- [Given entries]:
★ ★ ★ ★ ★ ★ ★
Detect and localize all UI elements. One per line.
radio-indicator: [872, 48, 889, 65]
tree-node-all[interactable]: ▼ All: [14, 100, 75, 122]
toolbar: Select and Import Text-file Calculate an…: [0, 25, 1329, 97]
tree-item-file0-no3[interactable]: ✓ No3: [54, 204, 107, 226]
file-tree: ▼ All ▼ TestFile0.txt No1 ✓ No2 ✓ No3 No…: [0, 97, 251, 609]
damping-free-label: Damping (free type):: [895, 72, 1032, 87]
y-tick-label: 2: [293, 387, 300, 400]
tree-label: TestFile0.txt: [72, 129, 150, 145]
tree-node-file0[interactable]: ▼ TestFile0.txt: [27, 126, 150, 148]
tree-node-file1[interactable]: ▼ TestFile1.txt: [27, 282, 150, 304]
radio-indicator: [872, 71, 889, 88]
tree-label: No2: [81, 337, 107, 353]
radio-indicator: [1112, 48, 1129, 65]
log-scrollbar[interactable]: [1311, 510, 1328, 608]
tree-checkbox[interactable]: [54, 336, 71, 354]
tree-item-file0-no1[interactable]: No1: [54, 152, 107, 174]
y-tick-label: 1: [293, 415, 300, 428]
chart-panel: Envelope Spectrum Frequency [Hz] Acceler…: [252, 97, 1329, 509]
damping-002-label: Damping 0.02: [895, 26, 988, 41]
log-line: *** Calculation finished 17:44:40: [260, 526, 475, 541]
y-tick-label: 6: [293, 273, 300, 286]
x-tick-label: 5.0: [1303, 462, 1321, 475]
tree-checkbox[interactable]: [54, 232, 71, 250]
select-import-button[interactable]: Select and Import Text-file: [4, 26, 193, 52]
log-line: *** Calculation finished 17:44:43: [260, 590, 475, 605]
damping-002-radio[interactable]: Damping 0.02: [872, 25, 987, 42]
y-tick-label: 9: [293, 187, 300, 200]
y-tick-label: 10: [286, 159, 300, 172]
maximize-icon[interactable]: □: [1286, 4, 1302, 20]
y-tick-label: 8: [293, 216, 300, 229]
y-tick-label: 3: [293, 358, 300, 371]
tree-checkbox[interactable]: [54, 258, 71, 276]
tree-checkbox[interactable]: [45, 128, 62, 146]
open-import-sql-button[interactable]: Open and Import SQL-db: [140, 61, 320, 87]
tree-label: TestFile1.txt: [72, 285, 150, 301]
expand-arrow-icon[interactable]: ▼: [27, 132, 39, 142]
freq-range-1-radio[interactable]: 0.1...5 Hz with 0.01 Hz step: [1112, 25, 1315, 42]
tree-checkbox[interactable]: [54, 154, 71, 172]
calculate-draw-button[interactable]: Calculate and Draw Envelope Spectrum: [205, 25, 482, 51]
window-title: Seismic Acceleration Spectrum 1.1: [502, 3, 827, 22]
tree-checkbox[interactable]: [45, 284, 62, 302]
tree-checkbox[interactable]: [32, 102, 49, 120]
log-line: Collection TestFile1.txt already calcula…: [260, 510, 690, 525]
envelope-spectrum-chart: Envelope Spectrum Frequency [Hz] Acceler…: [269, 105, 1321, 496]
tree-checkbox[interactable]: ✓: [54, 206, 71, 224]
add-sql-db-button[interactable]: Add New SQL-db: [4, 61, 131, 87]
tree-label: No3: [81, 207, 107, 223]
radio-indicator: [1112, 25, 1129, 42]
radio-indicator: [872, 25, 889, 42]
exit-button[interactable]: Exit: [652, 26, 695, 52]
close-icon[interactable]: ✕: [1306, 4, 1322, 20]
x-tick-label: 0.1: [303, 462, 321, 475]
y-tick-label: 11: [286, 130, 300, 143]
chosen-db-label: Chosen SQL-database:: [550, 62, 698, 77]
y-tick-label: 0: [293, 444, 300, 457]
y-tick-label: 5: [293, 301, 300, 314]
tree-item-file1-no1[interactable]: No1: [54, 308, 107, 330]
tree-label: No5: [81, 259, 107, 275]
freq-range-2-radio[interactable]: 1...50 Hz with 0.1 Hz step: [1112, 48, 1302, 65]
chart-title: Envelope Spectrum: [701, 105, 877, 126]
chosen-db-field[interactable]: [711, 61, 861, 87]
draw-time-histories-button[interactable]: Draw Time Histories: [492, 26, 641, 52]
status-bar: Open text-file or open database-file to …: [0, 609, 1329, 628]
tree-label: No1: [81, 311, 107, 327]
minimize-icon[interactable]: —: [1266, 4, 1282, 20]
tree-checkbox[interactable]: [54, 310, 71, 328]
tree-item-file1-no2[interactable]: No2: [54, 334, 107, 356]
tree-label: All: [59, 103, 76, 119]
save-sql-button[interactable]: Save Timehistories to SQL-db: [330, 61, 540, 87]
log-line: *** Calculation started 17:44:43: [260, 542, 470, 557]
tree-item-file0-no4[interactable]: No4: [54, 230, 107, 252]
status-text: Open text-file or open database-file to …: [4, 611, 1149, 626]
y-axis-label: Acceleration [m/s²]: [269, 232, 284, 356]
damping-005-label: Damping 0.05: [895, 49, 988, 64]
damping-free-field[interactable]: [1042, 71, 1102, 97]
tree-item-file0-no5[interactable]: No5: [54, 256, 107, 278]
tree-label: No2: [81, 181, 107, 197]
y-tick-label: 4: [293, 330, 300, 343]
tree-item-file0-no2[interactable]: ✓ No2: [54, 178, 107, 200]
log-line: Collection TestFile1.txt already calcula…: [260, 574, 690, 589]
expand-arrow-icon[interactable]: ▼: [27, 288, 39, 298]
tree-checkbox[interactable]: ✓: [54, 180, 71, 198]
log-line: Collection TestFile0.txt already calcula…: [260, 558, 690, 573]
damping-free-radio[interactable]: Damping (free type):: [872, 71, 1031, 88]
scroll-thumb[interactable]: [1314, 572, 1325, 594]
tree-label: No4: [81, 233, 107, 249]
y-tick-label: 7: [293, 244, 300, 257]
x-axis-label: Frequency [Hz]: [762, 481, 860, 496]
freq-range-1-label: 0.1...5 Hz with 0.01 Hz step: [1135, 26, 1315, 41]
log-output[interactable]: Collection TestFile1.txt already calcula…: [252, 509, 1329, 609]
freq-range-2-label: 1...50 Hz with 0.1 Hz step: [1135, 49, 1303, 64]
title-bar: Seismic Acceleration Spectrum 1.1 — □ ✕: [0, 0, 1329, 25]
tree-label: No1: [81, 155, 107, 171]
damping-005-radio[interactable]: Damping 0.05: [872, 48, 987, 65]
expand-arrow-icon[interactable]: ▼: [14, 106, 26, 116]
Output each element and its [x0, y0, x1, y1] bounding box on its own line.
★ ★ ★ ★ ★ ★ ★
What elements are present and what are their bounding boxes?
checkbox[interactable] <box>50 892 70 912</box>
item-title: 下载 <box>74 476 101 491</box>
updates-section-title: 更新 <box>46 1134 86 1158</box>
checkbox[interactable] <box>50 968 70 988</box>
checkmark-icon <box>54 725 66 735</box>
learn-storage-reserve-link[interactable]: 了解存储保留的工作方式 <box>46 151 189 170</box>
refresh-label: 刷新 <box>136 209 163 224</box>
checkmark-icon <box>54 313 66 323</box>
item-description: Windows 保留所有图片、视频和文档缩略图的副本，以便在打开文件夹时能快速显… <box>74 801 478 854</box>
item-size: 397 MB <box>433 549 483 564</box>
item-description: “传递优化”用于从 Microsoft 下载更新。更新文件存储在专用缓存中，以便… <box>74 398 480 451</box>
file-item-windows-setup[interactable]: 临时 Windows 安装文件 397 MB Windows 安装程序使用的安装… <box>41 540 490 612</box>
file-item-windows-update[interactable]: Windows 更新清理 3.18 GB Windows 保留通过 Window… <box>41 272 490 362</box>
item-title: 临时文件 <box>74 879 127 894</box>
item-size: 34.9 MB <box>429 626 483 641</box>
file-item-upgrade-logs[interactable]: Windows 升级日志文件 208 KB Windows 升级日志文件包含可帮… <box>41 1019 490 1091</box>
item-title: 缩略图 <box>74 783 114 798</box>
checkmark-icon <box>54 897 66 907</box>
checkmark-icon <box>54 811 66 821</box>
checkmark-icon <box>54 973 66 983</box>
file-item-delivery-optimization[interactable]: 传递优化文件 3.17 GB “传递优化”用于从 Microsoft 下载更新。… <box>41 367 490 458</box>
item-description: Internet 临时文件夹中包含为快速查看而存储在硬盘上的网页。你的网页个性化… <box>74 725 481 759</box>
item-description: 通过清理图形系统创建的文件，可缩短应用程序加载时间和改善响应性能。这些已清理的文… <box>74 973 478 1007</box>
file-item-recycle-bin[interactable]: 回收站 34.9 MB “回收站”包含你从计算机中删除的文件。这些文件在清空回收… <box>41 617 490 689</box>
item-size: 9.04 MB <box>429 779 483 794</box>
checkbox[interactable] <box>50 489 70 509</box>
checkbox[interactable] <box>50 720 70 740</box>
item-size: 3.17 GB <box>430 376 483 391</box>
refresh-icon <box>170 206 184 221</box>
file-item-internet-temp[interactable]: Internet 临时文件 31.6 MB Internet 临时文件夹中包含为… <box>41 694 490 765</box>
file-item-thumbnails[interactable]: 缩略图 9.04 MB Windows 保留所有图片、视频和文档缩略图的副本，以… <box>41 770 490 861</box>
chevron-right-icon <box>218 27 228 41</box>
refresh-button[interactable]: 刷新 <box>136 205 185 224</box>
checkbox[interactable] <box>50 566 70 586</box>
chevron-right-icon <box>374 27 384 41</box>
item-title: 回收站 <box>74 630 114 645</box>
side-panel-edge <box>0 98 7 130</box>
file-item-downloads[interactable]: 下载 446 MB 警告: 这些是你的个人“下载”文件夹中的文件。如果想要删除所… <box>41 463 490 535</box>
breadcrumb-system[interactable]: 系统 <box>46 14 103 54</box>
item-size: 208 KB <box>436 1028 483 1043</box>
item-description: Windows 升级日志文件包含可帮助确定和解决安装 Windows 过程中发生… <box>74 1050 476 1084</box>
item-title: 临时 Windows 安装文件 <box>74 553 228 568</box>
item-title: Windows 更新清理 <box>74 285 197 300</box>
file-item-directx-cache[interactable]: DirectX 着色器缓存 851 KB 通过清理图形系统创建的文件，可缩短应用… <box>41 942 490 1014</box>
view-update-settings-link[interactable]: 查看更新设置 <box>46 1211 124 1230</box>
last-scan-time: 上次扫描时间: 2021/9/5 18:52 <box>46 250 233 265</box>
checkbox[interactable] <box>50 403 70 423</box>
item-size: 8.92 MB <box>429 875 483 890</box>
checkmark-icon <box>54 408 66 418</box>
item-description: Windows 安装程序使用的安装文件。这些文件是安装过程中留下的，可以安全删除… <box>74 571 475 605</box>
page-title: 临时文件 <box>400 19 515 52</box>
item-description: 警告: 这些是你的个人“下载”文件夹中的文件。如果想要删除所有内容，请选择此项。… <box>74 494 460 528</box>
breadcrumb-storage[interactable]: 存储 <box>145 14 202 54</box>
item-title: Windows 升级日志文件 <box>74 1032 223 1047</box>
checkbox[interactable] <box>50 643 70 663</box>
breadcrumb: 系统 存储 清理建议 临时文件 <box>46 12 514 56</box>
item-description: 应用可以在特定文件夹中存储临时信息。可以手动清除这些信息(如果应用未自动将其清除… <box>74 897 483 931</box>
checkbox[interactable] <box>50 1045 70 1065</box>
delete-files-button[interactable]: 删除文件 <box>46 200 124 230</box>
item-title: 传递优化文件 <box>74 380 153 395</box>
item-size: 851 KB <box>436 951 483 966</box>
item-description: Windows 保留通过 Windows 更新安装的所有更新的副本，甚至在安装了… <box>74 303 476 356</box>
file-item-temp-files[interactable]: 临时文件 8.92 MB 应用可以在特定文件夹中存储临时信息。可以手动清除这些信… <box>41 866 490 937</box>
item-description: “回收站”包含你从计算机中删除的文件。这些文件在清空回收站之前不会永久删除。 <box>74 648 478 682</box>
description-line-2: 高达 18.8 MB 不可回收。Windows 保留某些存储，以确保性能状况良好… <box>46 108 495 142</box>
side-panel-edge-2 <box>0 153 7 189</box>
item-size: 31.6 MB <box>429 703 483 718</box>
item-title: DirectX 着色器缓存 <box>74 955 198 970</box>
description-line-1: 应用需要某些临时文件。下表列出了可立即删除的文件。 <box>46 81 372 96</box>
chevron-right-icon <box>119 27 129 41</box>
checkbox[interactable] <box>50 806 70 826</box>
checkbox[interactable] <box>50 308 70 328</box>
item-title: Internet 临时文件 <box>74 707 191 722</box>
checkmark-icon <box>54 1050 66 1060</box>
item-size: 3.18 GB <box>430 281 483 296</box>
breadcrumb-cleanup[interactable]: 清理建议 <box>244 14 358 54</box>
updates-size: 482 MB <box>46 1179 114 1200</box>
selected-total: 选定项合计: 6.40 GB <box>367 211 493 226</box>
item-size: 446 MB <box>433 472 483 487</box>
★ ★ ★ ★ ★ ★ ★
- [Written instruction]:
Print the lines between the one holding "What elements are" and the one holding "refresh-label: 刷新 <box>136 209 163 224</box>", inclusive, without any change.

- [Answer to this problem]:
What elements are present and what are their bounding boxes?
checkbox[interactable] <box>50 892 70 912</box>
item-title: 下载 <box>74 476 101 491</box>
updates-section-title: 更新 <box>46 1134 86 1158</box>
checkbox[interactable] <box>50 968 70 988</box>
checkmark-icon <box>54 725 66 735</box>
learn-storage-reserve-link[interactable]: 了解存储保留的工作方式 <box>46 151 189 170</box>
refresh-label: 刷新 <box>136 209 163 224</box>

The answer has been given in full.